[Entries taken from a collection]
--------------------------------

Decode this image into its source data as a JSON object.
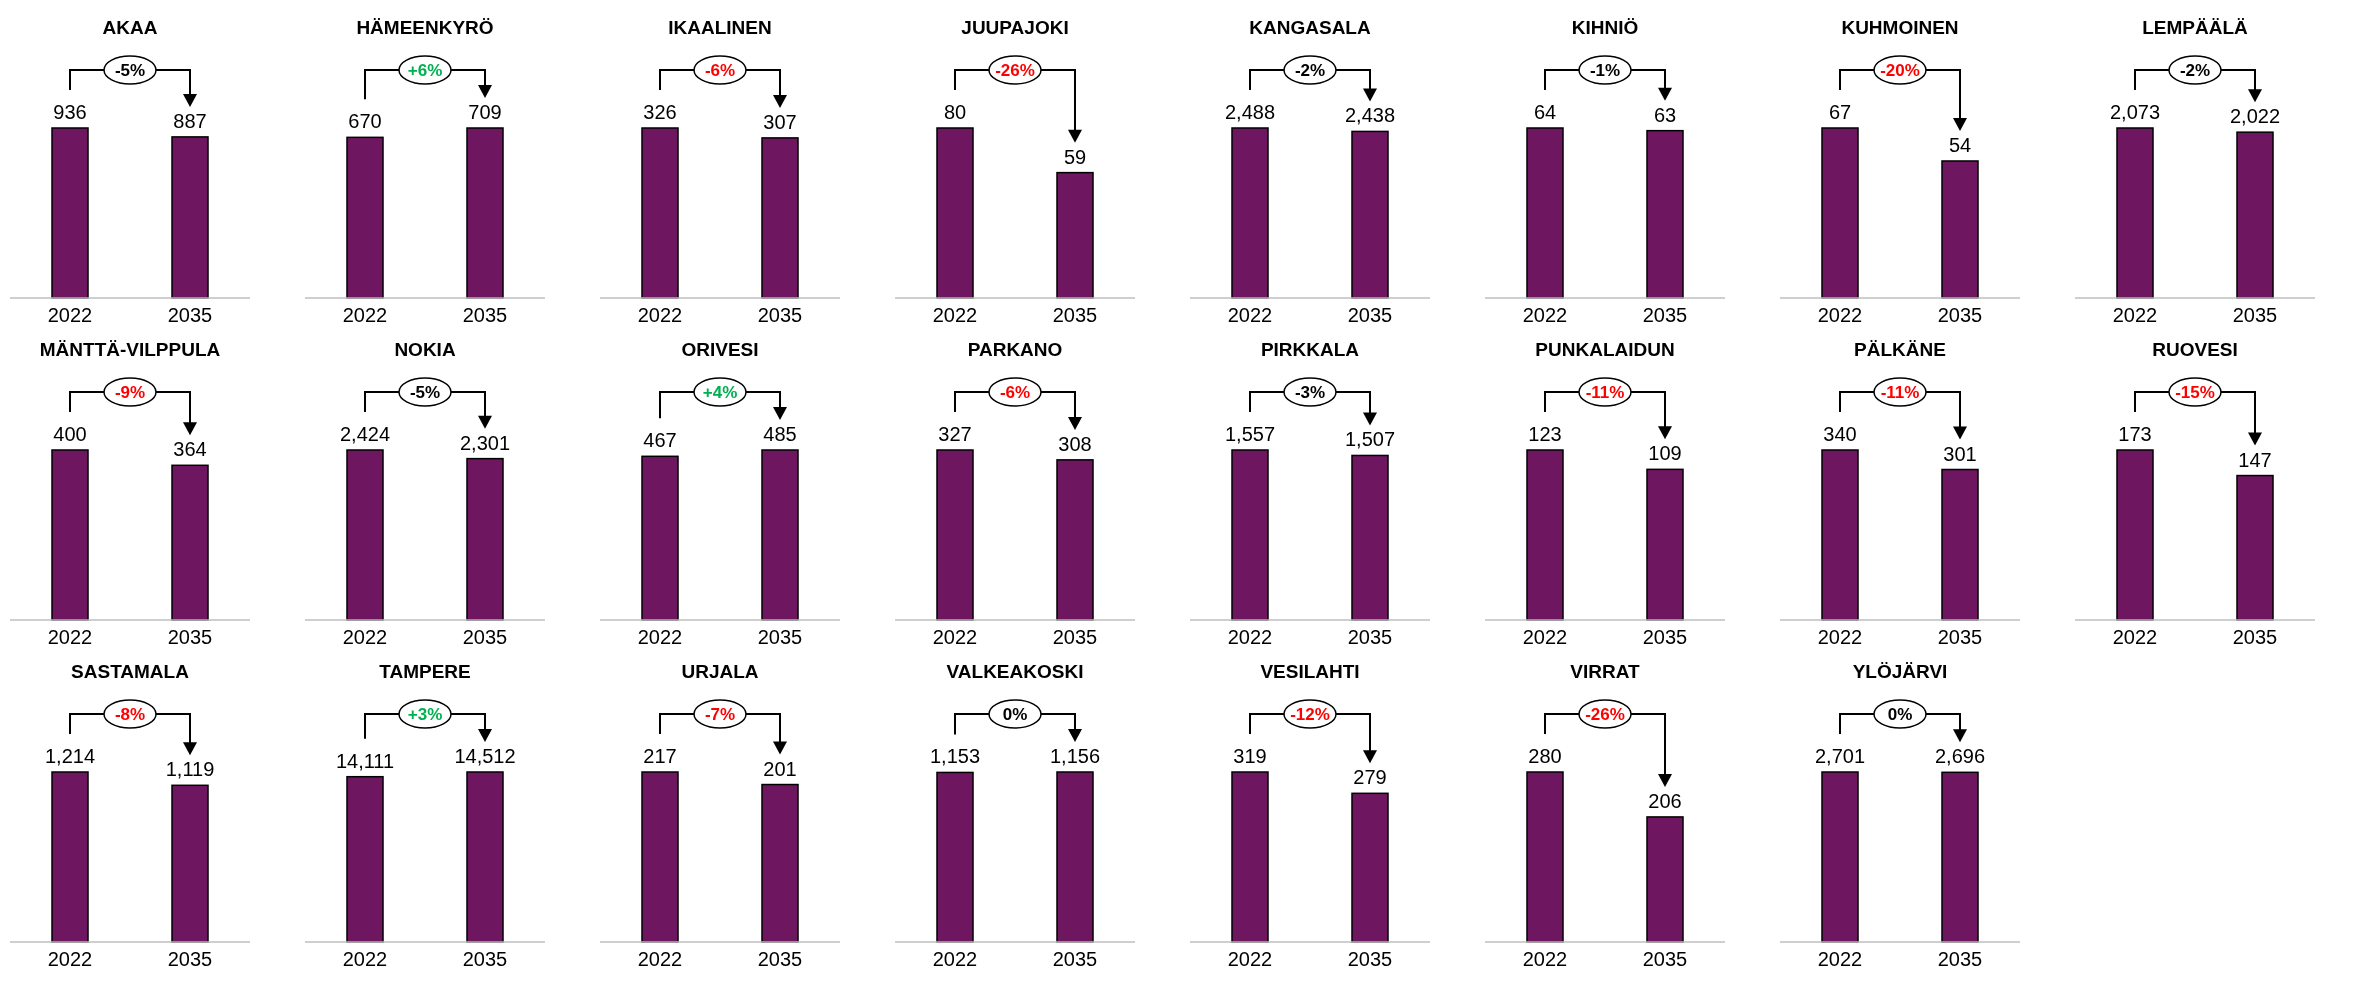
{
  "chart_data": [
    {
      "type": "bar",
      "title": "AKAA",
      "categories": [
        "2022",
        "2035"
      ],
      "values": [
        936,
        887
      ],
      "color": "#6f1661",
      "value_labels": [
        "936",
        "887"
      ],
      "annotations": [
        "-5%"
      ]
    },
    {
      "type": "bar",
      "title": "HÄMEENKYRÖ",
      "categories": [
        "2022",
        "2035"
      ],
      "values": [
        670,
        709
      ],
      "color": "#6f1661",
      "value_labels": [
        "670",
        "709"
      ],
      "annotations": [
        "+6%"
      ]
    },
    {
      "type": "bar",
      "title": "IKAALINEN",
      "categories": [
        "2022",
        "2035"
      ],
      "values": [
        326,
        307
      ],
      "color": "#6f1661",
      "value_labels": [
        "326",
        "307"
      ],
      "annotations": [
        "-6%"
      ]
    },
    {
      "type": "bar",
      "title": "JUUPAJOKI",
      "categories": [
        "2022",
        "2035"
      ],
      "values": [
        80,
        59
      ],
      "color": "#6f1661",
      "value_labels": [
        "80",
        "59"
      ],
      "annotations": [
        "-26%"
      ]
    },
    {
      "type": "bar",
      "title": "KANGASALA",
      "categories": [
        "2022",
        "2035"
      ],
      "values": [
        2488,
        2438
      ],
      "color": "#6f1661",
      "value_labels": [
        "2,488",
        "2,438"
      ],
      "annotations": [
        "-2%"
      ]
    },
    {
      "type": "bar",
      "title": "KIHNIÖ",
      "categories": [
        "2022",
        "2035"
      ],
      "values": [
        64,
        63
      ],
      "color": "#6f1661",
      "value_labels": [
        "64",
        "63"
      ],
      "annotations": [
        "-1%"
      ]
    },
    {
      "type": "bar",
      "title": "KUHMOINEN",
      "categories": [
        "2022",
        "2035"
      ],
      "values": [
        67,
        54
      ],
      "color": "#6f1661",
      "value_labels": [
        "67",
        "54"
      ],
      "annotations": [
        "-20%"
      ]
    },
    {
      "type": "bar",
      "title": "LEMPÄÄLÄ",
      "categories": [
        "2022",
        "2035"
      ],
      "values": [
        2073,
        2022
      ],
      "color": "#6f1661",
      "value_labels": [
        "2,073",
        "2,022"
      ],
      "annotations": [
        "-2%"
      ]
    },
    {
      "type": "bar",
      "title": "MÄNTTÄ-VILPPULA",
      "categories": [
        "2022",
        "2035"
      ],
      "values": [
        400,
        364
      ],
      "color": "#6f1661",
      "value_labels": [
        "400",
        "364"
      ],
      "annotations": [
        "-9%"
      ]
    },
    {
      "type": "bar",
      "title": "NOKIA",
      "categories": [
        "2022",
        "2035"
      ],
      "values": [
        2424,
        2301
      ],
      "color": "#6f1661",
      "value_labels": [
        "2,424",
        "2,301"
      ],
      "annotations": [
        "-5%"
      ]
    },
    {
      "type": "bar",
      "title": "ORIVESI",
      "categories": [
        "2022",
        "2035"
      ],
      "values": [
        467,
        485
      ],
      "color": "#6f1661",
      "value_labels": [
        "467",
        "485"
      ],
      "annotations": [
        "+4%"
      ]
    },
    {
      "type": "bar",
      "title": "PARKANO",
      "categories": [
        "2022",
        "2035"
      ],
      "values": [
        327,
        308
      ],
      "color": "#6f1661",
      "value_labels": [
        "327",
        "308"
      ],
      "annotations": [
        "-6%"
      ]
    },
    {
      "type": "bar",
      "title": "PIRKKALA",
      "categories": [
        "2022",
        "2035"
      ],
      "values": [
        1557,
        1507
      ],
      "color": "#6f1661",
      "value_labels": [
        "1,557",
        "1,507"
      ],
      "annotations": [
        "-3%"
      ]
    },
    {
      "type": "bar",
      "title": "PUNKALAIDUN",
      "categories": [
        "2022",
        "2035"
      ],
      "values": [
        123,
        109
      ],
      "color": "#6f1661",
      "value_labels": [
        "123",
        "109"
      ],
      "annotations": [
        "-11%"
      ]
    },
    {
      "type": "bar",
      "title": "PÄLKÄNE",
      "categories": [
        "2022",
        "2035"
      ],
      "values": [
        340,
        301
      ],
      "color": "#6f1661",
      "value_labels": [
        "340",
        "301"
      ],
      "annotations": [
        "-11%"
      ]
    },
    {
      "type": "bar",
      "title": "RUOVESI",
      "categories": [
        "2022",
        "2035"
      ],
      "values": [
        173,
        147
      ],
      "color": "#6f1661",
      "value_labels": [
        "173",
        "147"
      ],
      "annotations": [
        "-15%"
      ]
    },
    {
      "type": "bar",
      "title": "SASTAMALA",
      "categories": [
        "2022",
        "2035"
      ],
      "values": [
        1214,
        1119
      ],
      "color": "#6f1661",
      "value_labels": [
        "1,214",
        "1,119"
      ],
      "annotations": [
        "-8%"
      ]
    },
    {
      "type": "bar",
      "title": "TAMPERE",
      "categories": [
        "2022",
        "2035"
      ],
      "values": [
        14111,
        14512
      ],
      "color": "#6f1661",
      "value_labels": [
        "14,111",
        "14,512"
      ],
      "annotations": [
        "+3%"
      ]
    },
    {
      "type": "bar",
      "title": "URJALA",
      "categories": [
        "2022",
        "2035"
      ],
      "values": [
        217,
        201
      ],
      "color": "#6f1661",
      "value_labels": [
        "217",
        "201"
      ],
      "annotations": [
        "-7%"
      ]
    },
    {
      "type": "bar",
      "title": "VALKEAKOSKI",
      "categories": [
        "2022",
        "2035"
      ],
      "values": [
        1153,
        1156
      ],
      "color": "#6f1661",
      "value_labels": [
        "1,153",
        "1,156"
      ],
      "annotations": [
        "0%"
      ]
    },
    {
      "type": "bar",
      "title": "VESILAHTI",
      "categories": [
        "2022",
        "2035"
      ],
      "values": [
        319,
        279
      ],
      "color": "#6f1661",
      "value_labels": [
        "319",
        "279"
      ],
      "annotations": [
        "-12%"
      ]
    },
    {
      "type": "bar",
      "title": "VIRRAT",
      "categories": [
        "2022",
        "2035"
      ],
      "values": [
        280,
        206
      ],
      "color": "#6f1661",
      "value_labels": [
        "280",
        "206"
      ],
      "annotations": [
        "-26%"
      ]
    },
    {
      "type": "bar",
      "title": "YLÖJÄRVI",
      "categories": [
        "2022",
        "2035"
      ],
      "values": [
        2701,
        2696
      ],
      "color": "#6f1661",
      "value_labels": [
        "2,701",
        "2,696"
      ],
      "annotations": [
        "0%"
      ]
    }
  ]
}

--------------------------------

**Exercise instructions:**
Without the pictures, write out every entry precisely as it appears.

**Correct output:**
Decode this image into its source data as a JSON object.
{
  "chart_data": [
    {
      "type": "bar",
      "title": "AKAA",
      "categories": [
        "2022",
        "2035"
      ],
      "values": [
        936,
        887
      ],
      "color": "#6f1661",
      "value_labels": [
        "936",
        "887"
      ],
      "annotations": [
        "-5%"
      ]
    },
    {
      "type": "bar",
      "title": "HÄMEENKYRÖ",
      "categories": [
        "2022",
        "2035"
      ],
      "values": [
        670,
        709
      ],
      "color": "#6f1661",
      "value_labels": [
        "670",
        "709"
      ],
      "annotations": [
        "+6%"
      ]
    },
    {
      "type": "bar",
      "title": "IKAALINEN",
      "categories": [
        "2022",
        "2035"
      ],
      "values": [
        326,
        307
      ],
      "color": "#6f1661",
      "value_labels": [
        "326",
        "307"
      ],
      "annotations": [
        "-6%"
      ]
    },
    {
      "type": "bar",
      "title": "JUUPAJOKI",
      "categories": [
        "2022",
        "2035"
      ],
      "values": [
        80,
        59
      ],
      "color": "#6f1661",
      "value_labels": [
        "80",
        "59"
      ],
      "annotations": [
        "-26%"
      ]
    },
    {
      "type": "bar",
      "title": "KANGASALA",
      "categories": [
        "2022",
        "2035"
      ],
      "values": [
        2488,
        2438
      ],
      "color": "#6f1661",
      "value_labels": [
        "2,488",
        "2,438"
      ],
      "annotations": [
        "-2%"
      ]
    },
    {
      "type": "bar",
      "title": "KIHNIÖ",
      "categories": [
        "2022",
        "2035"
      ],
      "values": [
        64,
        63
      ],
      "color": "#6f1661",
      "value_labels": [
        "64",
        "63"
      ],
      "annotations": [
        "-1%"
      ]
    },
    {
      "type": "bar",
      "title": "KUHMOINEN",
      "categories": [
        "2022",
        "2035"
      ],
      "values": [
        67,
        54
      ],
      "color": "#6f1661",
      "value_labels": [
        "67",
        "54"
      ],
      "annotations": [
        "-20%"
      ]
    },
    {
      "type": "bar",
      "title": "LEMPÄÄLÄ",
      "categories": [
        "2022",
        "2035"
      ],
      "values": [
        2073,
        2022
      ],
      "color": "#6f1661",
      "value_labels": [
        "2,073",
        "2,022"
      ],
      "annotations": [
        "-2%"
      ]
    },
    {
      "type": "bar",
      "title": "MÄNTTÄ-VILPPULA",
      "categories": [
        "2022",
        "2035"
      ],
      "values": [
        400,
        364
      ],
      "color": "#6f1661",
      "value_labels": [
        "400",
        "364"
      ],
      "annotations": [
        "-9%"
      ]
    },
    {
      "type": "bar",
      "title": "NOKIA",
      "categories": [
        "2022",
        "2035"
      ],
      "values": [
        2424,
        2301
      ],
      "color": "#6f1661",
      "value_labels": [
        "2,424",
        "2,301"
      ],
      "annotations": [
        "-5%"
      ]
    },
    {
      "type": "bar",
      "title": "ORIVESI",
      "categories": [
        "2022",
        "2035"
      ],
      "values": [
        467,
        485
      ],
      "color": "#6f1661",
      "value_labels": [
        "467",
        "485"
      ],
      "annotations": [
        "+4%"
      ]
    },
    {
      "type": "bar",
      "title": "PARKANO",
      "categories": [
        "2022",
        "2035"
      ],
      "values": [
        327,
        308
      ],
      "color": "#6f1661",
      "value_labels": [
        "327",
        "308"
      ],
      "annotations": [
        "-6%"
      ]
    },
    {
      "type": "bar",
      "title": "PIRKKALA",
      "categories": [
        "2022",
        "2035"
      ],
      "values": [
        1557,
        1507
      ],
      "color": "#6f1661",
      "value_labels": [
        "1,557",
        "1,507"
      ],
      "annotations": [
        "-3%"
      ]
    },
    {
      "type": "bar",
      "title": "PUNKALAIDUN",
      "categories": [
        "2022",
        "2035"
      ],
      "values": [
        123,
        109
      ],
      "color": "#6f1661",
      "value_labels": [
        "123",
        "109"
      ],
      "annotations": [
        "-11%"
      ]
    },
    {
      "type": "bar",
      "title": "PÄLKÄNE",
      "categories": [
        "2022",
        "2035"
      ],
      "values": [
        340,
        301
      ],
      "color": "#6f1661",
      "value_labels": [
        "340",
        "301"
      ],
      "annotations": [
        "-11%"
      ]
    },
    {
      "type": "bar",
      "title": "RUOVESI",
      "categories": [
        "2022",
        "2035"
      ],
      "values": [
        173,
        147
      ],
      "color": "#6f1661",
      "value_labels": [
        "173",
        "147"
      ],
      "annotations": [
        "-15%"
      ]
    },
    {
      "type": "bar",
      "title": "SASTAMALA",
      "categories": [
        "2022",
        "2035"
      ],
      "values": [
        1214,
        1119
      ],
      "color": "#6f1661",
      "value_labels": [
        "1,214",
        "1,119"
      ],
      "annotations": [
        "-8%"
      ]
    },
    {
      "type": "bar",
      "title": "TAMPERE",
      "categories": [
        "2022",
        "2035"
      ],
      "values": [
        14111,
        14512
      ],
      "color": "#6f1661",
      "value_labels": [
        "14,111",
        "14,512"
      ],
      "annotations": [
        "+3%"
      ]
    },
    {
      "type": "bar",
      "title": "URJALA",
      "categories": [
        "2022",
        "2035"
      ],
      "values": [
        217,
        201
      ],
      "color": "#6f1661",
      "value_labels": [
        "217",
        "201"
      ],
      "annotations": [
        "-7%"
      ]
    },
    {
      "type": "bar",
      "title": "VALKEAKOSKI",
      "categories": [
        "2022",
        "2035"
      ],
      "values": [
        1153,
        1156
      ],
      "color": "#6f1661",
      "value_labels": [
        "1,153",
        "1,156"
      ],
      "annotations": [
        "0%"
      ]
    },
    {
      "type": "bar",
      "title": "VESILAHTI",
      "categories": [
        "2022",
        "2035"
      ],
      "values": [
        319,
        279
      ],
      "color": "#6f1661",
      "value_labels": [
        "319",
        "279"
      ],
      "annotations": [
        "-12%"
      ]
    },
    {
      "type": "bar",
      "title": "VIRRAT",
      "categories": [
        "2022",
        "2035"
      ],
      "values": [
        280,
        206
      ],
      "color": "#6f1661",
      "value_labels": [
        "280",
        "206"
      ],
      "annotations": [
        "-26%"
      ]
    },
    {
      "type": "bar",
      "title": "YLÖJÄRVI",
      "categories": [
        "2022",
        "2035"
      ],
      "values": [
        2701,
        2696
      ],
      "color": "#6f1661",
      "value_labels": [
        "2,701",
        "2,696"
      ],
      "annotations": [
        "0%"
      ]
    }
  ]
}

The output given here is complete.